[Dataset excerpts]
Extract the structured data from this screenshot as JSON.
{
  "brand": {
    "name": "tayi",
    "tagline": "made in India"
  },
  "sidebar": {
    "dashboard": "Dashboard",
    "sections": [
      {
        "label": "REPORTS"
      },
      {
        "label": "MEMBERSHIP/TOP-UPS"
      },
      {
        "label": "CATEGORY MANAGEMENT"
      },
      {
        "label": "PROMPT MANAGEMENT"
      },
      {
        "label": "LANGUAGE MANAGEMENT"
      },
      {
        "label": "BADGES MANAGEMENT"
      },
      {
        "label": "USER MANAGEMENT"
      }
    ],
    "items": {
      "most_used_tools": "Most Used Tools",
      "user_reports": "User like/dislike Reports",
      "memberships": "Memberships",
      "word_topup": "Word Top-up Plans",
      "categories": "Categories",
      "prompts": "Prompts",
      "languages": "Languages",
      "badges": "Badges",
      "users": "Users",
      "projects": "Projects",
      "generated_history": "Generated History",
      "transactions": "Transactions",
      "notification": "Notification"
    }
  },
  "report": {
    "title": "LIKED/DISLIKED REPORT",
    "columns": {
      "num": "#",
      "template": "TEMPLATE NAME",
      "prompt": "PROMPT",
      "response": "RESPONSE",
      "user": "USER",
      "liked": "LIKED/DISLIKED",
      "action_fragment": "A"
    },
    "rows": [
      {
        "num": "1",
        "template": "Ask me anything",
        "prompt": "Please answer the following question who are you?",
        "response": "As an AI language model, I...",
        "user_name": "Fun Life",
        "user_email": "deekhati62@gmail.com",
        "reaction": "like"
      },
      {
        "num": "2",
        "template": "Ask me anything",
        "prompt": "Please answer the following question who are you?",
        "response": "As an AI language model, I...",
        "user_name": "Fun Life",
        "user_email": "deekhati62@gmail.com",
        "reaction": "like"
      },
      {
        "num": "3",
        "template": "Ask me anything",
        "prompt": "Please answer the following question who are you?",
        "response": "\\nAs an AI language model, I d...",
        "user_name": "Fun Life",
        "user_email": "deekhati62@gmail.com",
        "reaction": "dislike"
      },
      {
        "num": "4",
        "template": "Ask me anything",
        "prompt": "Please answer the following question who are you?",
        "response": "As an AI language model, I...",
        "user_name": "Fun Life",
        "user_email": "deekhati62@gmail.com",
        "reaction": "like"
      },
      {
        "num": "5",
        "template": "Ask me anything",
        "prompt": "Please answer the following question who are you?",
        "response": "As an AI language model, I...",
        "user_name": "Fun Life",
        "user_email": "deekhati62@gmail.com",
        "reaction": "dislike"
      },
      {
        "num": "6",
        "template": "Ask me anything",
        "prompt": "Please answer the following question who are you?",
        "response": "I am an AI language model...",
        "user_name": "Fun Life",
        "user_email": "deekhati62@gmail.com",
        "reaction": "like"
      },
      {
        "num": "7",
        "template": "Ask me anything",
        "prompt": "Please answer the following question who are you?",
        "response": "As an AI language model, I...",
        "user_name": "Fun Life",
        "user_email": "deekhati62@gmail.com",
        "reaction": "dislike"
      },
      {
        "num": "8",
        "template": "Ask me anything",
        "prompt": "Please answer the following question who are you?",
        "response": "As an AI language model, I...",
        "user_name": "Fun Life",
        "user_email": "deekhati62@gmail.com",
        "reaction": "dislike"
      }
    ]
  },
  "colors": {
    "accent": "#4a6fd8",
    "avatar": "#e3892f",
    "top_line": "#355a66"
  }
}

> TASK BRIEF
Show the lines of the records that include the string "label".

> TASK RESPONSE
        "label": "REPORTS"
        "label": "MEMBERSHIP/TOP-UPS"
        "label": "CATEGORY MANAGEMENT"
        "label": "PROMPT MANAGEMENT"
        "label": "LANGUAGE MANAGEMENT"
        "label": "BADGES MANAGEMENT"
        "label": "USER MANAGEMENT"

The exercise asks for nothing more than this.